>> BEGIN

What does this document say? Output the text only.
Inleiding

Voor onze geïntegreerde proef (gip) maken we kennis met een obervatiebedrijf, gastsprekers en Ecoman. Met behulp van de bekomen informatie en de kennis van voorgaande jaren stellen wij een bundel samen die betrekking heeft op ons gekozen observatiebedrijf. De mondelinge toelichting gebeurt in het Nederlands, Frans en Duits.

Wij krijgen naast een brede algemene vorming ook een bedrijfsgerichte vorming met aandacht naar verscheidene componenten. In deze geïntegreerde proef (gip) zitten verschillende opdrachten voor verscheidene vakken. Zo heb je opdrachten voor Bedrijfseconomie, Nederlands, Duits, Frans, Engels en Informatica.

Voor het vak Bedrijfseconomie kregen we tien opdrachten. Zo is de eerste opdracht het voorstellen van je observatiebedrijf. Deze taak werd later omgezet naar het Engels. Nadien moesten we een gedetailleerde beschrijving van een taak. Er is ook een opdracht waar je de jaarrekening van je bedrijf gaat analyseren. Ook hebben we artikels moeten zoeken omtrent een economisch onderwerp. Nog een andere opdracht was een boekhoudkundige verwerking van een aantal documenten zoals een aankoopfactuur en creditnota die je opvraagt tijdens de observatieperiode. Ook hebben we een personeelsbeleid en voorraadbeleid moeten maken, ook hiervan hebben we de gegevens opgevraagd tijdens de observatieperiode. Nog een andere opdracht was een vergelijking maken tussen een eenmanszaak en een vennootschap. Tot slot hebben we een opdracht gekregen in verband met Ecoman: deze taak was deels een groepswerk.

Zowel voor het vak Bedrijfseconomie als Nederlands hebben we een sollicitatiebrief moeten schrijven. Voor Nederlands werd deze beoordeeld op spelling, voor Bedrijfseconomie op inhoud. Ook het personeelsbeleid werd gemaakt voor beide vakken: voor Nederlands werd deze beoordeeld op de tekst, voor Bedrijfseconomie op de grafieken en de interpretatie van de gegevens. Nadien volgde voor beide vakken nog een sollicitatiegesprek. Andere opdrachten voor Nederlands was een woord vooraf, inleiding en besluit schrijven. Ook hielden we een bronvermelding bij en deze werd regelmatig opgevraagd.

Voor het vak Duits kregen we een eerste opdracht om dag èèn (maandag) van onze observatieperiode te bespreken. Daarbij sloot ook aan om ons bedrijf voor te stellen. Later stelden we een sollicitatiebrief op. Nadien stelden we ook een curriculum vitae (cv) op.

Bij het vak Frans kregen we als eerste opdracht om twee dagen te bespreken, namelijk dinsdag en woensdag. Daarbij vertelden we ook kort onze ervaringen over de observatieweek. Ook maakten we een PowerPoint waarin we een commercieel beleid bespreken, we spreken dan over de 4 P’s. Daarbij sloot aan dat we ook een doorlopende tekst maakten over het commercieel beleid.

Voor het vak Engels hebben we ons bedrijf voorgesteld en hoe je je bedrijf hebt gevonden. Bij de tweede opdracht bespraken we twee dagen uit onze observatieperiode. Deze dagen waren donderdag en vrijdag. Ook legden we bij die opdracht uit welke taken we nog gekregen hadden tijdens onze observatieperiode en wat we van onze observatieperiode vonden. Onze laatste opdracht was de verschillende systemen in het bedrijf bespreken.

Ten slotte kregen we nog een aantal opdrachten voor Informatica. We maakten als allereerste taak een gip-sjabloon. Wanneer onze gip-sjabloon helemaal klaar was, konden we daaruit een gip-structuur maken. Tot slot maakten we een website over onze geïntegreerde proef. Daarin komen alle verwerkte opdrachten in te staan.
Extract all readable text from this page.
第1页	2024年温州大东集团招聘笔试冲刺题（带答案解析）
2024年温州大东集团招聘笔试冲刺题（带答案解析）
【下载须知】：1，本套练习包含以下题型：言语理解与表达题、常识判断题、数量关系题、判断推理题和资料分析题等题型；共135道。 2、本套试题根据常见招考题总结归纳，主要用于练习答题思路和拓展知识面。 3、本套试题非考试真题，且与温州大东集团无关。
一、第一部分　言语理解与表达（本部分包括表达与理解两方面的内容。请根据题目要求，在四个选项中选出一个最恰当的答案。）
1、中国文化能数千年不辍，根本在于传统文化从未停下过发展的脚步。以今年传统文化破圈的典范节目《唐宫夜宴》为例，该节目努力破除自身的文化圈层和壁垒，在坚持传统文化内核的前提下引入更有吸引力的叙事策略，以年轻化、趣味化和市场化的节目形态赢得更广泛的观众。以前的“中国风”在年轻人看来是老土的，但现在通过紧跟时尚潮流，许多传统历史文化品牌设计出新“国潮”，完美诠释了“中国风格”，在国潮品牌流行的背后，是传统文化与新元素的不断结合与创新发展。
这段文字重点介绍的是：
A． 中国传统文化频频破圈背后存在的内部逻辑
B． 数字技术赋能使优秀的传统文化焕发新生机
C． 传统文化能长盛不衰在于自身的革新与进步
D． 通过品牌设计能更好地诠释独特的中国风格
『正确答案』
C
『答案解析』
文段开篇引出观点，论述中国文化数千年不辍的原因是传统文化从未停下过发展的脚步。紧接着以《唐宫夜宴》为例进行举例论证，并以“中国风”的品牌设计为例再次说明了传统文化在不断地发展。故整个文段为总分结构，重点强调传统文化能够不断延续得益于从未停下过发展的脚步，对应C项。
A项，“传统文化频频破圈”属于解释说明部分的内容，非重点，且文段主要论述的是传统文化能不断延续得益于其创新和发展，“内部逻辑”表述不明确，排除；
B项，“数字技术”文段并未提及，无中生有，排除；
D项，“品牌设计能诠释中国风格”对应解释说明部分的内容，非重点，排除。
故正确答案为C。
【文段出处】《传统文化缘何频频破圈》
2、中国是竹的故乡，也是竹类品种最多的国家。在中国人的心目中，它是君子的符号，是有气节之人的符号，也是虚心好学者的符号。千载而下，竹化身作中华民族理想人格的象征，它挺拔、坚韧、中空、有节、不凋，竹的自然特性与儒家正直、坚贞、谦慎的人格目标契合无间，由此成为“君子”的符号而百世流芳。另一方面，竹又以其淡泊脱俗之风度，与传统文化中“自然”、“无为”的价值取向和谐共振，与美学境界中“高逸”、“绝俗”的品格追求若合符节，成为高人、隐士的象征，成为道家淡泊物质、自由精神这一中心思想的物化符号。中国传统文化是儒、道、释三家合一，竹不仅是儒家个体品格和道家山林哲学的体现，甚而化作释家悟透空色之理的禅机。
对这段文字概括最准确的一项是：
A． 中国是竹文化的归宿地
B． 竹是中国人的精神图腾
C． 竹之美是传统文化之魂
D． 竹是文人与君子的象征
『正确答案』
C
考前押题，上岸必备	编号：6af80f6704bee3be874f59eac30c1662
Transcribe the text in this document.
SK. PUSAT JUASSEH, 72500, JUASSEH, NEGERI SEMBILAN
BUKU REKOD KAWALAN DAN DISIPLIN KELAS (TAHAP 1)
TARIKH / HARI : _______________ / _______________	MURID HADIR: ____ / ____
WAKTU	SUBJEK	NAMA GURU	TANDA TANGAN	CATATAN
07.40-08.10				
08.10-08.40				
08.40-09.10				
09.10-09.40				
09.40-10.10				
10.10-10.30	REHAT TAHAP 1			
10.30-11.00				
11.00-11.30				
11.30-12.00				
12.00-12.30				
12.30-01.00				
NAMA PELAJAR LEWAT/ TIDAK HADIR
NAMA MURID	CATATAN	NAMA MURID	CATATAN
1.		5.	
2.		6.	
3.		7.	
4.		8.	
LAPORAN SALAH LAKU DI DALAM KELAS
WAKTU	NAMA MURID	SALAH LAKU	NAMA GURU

>> END

Challenge - Print the listing above in its entirety, with every line exact.

Exercise result -
What does this document say? Output the text only.
Inleiding

Voor onze geïntegreerde proef (gip) maken we kennis met een obervatiebedrijf, gastsprekers en Ecoman. Met behulp van de bekomen informatie en de kennis van voorgaande jaren stellen wij een bundel samen die betrekking heeft op ons gekozen observatiebedrijf. De mondelinge toelichting gebeurt in het Nederlands, Frans en Duits.

Wij krijgen naast een brede algemene vorming ook een bedrijfsgerichte vorming met aandacht naar verscheidene componenten. In deze geïntegreerde proef (gip) zitten verschillende opdrachten voor verscheidene vakken. Zo heb je opdrachten voor Bedrijfseconomie, Nederlands, Duits, Frans, Engels en Informatica.

Voor het vak Bedrijfseconomie kregen we tien opdrachten. Zo is de eerste opdracht het voorstellen van je observatiebedrijf. Deze taak werd later omgezet naar het Engels. Nadien moesten we een gedetailleerde beschrijving van een taak. Er is ook een opdracht waar je de jaarrekening van je bedrijf gaat analyseren. Ook hebben we artikels moeten zoeken omtrent een economisch onderwerp. Nog een andere opdracht was een boekhoudkundige verwerking van een aantal documenten zoals een aankoopfactuur en creditnota die je opvraagt tijdens de observatieperiode. Ook hebben we een personeelsbeleid en voorraadbeleid moeten maken, ook hiervan hebben we de gegevens opgevraagd tijdens de observatieperiode. Nog een andere opdracht was een vergelijking maken tussen een eenmanszaak en een vennootschap. Tot slot hebben we een opdracht gekregen in verband met Ecoman: deze taak was deels een groepswerk.

Zowel voor het vak Bedrijfseconomie als Nederlands hebben we een sollicitatiebrief moeten schrijven. Voor Nederlands werd deze beoordeeld op spelling, voor Bedrijfseconomie op inhoud. Ook het personeelsbeleid werd gemaakt voor beide vakken: voor Nederlands werd deze beoordeeld op de tekst, voor Bedrijfseconomie op de grafieken en de interpretatie van de gegevens. Nadien volgde voor beide vakken nog een sollicitatiegesprek. Andere opdrachten voor Nederlands was een woord vooraf, inleiding en besluit schrijven. Ook hielden we een bronvermelding bij en deze werd regelmatig opgevraagd.

Voor het vak Duits kregen we een eerste opdracht om dag èèn (maandag) van onze observatieperiode te bespreken. Daarbij sloot ook aan om ons bedrijf voor te stellen. Later stelden we een sollicitatiebrief op. Nadien stelden we ook een curriculum vitae (cv) op.

Bij het vak Frans kregen we als eerste opdracht om twee dagen te bespreken, namelijk dinsdag en woensdag. Daarbij vertelden we ook kort onze ervaringen over de observatieweek. Ook maakten we een PowerPoint waarin we een commercieel beleid bespreken, we spreken dan over de 4 P’s. Daarbij sloot aan dat we ook een doorlopende tekst maakten over het commercieel beleid.

Voor het vak Engels hebben we ons bedrijf voorgesteld en hoe je je bedrijf hebt gevonden. Bij de tweede opdracht bespraken we twee dagen uit onze observatieperiode. Deze dagen waren donderdag en vrijdag. Ook legden we bij die opdracht uit welke taken we nog gekregen hadden tijdens onze observatieperiode en wat we van onze observatieperiode vonden. Onze laatste opdracht was de verschillende systemen in het bedrijf bespreken.

Ten slotte kregen we nog een aantal opdrachten voor Informatica. We maakten als allereerste taak een gip-sjabloon. Wanneer onze gip-sjabloon helemaal klaar was, konden we daaruit een gip-structuur maken. Tot slot maakten we een website over onze geïntegreerde proef. Daarin komen alle verwerkte opdrachten in te staan.
Extract all readable text from this page.
第1页	2024年温州大东集团招聘笔试冲刺题（带答案解析）
2024年温州大东集团招聘笔试冲刺题（带答案解析）
【下载须知】：1，本套练习包含以下题型：言语理解与表达题、常识判断题、数量关系题、判断推理题和资料分析题等题型；共135道。 2、本套试题根据常见招考题总结归纳，主要用于练习答题思路和拓展知识面。 3、本套试题非考试真题，且与温州大东集团无关。
一、第一部分　言语理解与表达（本部分包括表达与理解两方面的内容。请根据题目要求，在四个选项中选出一个最恰当的答案。）
1、中国文化能数千年不辍，根本在于传统文化从未停下过发展的脚步。以今年传统文化破圈的典范节目《唐宫夜宴》为例，该节目努力破除自身的文化圈层和壁垒，在坚持传统文化内核的前提下引入更有吸引力的叙事策略，以年轻化、趣味化和市场化的节目形态赢得更广泛的观众。以前的“中国风”在年轻人看来是老土的，但现在通过紧跟时尚潮流，许多传统历史文化品牌设计出新“国潮”，完美诠释了“中国风格”，在国潮品牌流行的背后，是传统文化与新元素的不断结合与创新发展。
这段文字重点介绍的是：
A． 中国传统文化频频破圈背后存在的内部逻辑
B． 数字技术赋能使优秀的传统文化焕发新生机
C． 传统文化能长盛不衰在于自身的革新与进步
D． 通过品牌设计能更好地诠释独特的中国风格
『正确答案』
C
『答案解析』
文段开篇引出观点，论述中国文化数千年不辍的原因是传统文化从未停下过发展的脚步。紧接着以《唐宫夜宴》为例进行举例论证，并以“中国风”的品牌设计为例再次说明了传统文化在不断地发展。故整个文段为总分结构，重点强调传统文化能够不断延续得益于从未停下过发展的脚步，对应C项。
A项，“传统文化频频破圈”属于解释说明部分的内容，非重点，且文段主要论述的是传统文化能不断延续得益于其创新和发展，“内部逻辑”表述不明确，排除；
B项，“数字技术”文段并未提及，无中生有，排除；
D项，“品牌设计能诠释中国风格”对应解释说明部分的内容，非重点，排除。
故正确答案为C。
【文段出处】《传统文化缘何频频破圈》
2、中国是竹的故乡，也是竹类品种最多的国家。在中国人的心目中，它是君子的符号，是有气节之人的符号，也是虚心好学者的符号。千载而下，竹化身作中华民族理想人格的象征，它挺拔、坚韧、中空、有节、不凋，竹的自然特性与儒家正直、坚贞、谦慎的人格目标契合无间，由此成为“君子”的符号而百世流芳。另一方面，竹又以其淡泊脱俗之风度，与传统文化中“自然”、“无为”的价值取向和谐共振，与美学境界中“高逸”、“绝俗”的品格追求若合符节，成为高人、隐士的象征，成为道家淡泊物质、自由精神这一中心思想的物化符号。中国传统文化是儒、道、释三家合一，竹不仅是儒家个体品格和道家山林哲学的体现，甚而化作释家悟透空色之理的禅机。
对这段文字概括最准确的一项是：
A． 中国是竹文化的归宿地
B． 竹是中国人的精神图腾
C． 竹之美是传统文化之魂
D． 竹是文人与君子的象征
『正确答案』
C
考前押题，上岸必备	编号：6af80f6704bee3be874f59eac30c1662
Transcribe the text in this document.
SK. PUSAT JUASSEH, 72500, JUASSEH, NEGERI SEMBILAN
BUKU REKOD KAWALAN DAN DISIPLIN KELAS (TAHAP 1)
TARIKH / HARI : _______________ / _______________	MURID HADIR: ____ / ____
WAKTU	SUBJEK	NAMA GURU	TANDA TANGAN	CATATAN
07.40-08.10				
08.10-08.40				
08.40-09.10				
09.10-09.40				
09.40-10.10				
10.10-10.30	REHAT TAHAP 1			
10.30-11.00				
11.00-11.30				
11.30-12.00				
12.00-12.30				
12.30-01.00				
NAMA PELAJAR LEWAT/ TIDAK HADIR
NAMA MURID	CATATAN	NAMA MURID	CATATAN
1.		5.	
2.		6.	
3.		7.	
4.		8.	
LAPORAN SALAH LAKU DI DALAM KELAS
WAKTU	NAMA MURID	SALAH LAKU	NAMA GURU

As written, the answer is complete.